__WRITTEN REQUEST__
Identify each line below containing the string "كلمة" and copy it.

** Start of INFORMATION GIVEN **

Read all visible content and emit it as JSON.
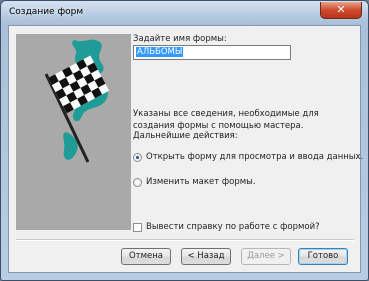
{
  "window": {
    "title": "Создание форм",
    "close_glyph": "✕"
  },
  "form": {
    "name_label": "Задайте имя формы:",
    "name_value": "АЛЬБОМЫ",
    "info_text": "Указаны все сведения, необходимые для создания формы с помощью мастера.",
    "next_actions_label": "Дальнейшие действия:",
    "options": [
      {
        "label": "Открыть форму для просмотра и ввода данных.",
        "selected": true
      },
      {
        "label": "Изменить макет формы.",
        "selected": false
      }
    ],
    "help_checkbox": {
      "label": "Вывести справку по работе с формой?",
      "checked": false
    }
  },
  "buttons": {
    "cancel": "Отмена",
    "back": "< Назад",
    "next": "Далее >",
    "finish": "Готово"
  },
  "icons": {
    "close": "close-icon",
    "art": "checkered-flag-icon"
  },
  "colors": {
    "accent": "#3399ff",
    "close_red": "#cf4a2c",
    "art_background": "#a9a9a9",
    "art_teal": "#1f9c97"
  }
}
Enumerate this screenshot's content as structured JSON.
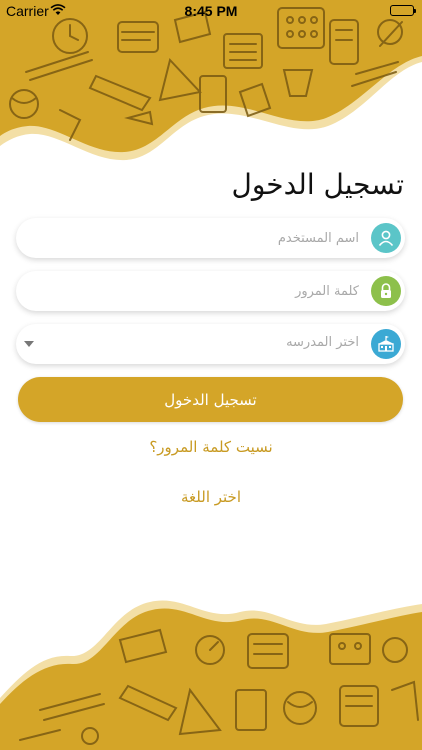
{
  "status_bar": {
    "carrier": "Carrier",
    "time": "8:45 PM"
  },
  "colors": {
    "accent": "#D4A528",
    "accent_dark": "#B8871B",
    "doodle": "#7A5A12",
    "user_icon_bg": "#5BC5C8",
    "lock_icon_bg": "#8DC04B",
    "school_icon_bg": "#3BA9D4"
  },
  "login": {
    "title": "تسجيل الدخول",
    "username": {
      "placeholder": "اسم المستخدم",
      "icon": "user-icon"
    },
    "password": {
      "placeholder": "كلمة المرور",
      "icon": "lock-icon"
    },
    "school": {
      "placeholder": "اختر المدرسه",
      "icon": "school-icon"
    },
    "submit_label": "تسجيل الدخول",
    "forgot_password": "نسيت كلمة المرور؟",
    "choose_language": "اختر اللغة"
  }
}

** End of INFORMATION GIVEN **

__RESULT FOR THIS TASK__
      "placeholder": "كلمة المرور",
    "forgot_password": "نسيت كلمة المرور؟",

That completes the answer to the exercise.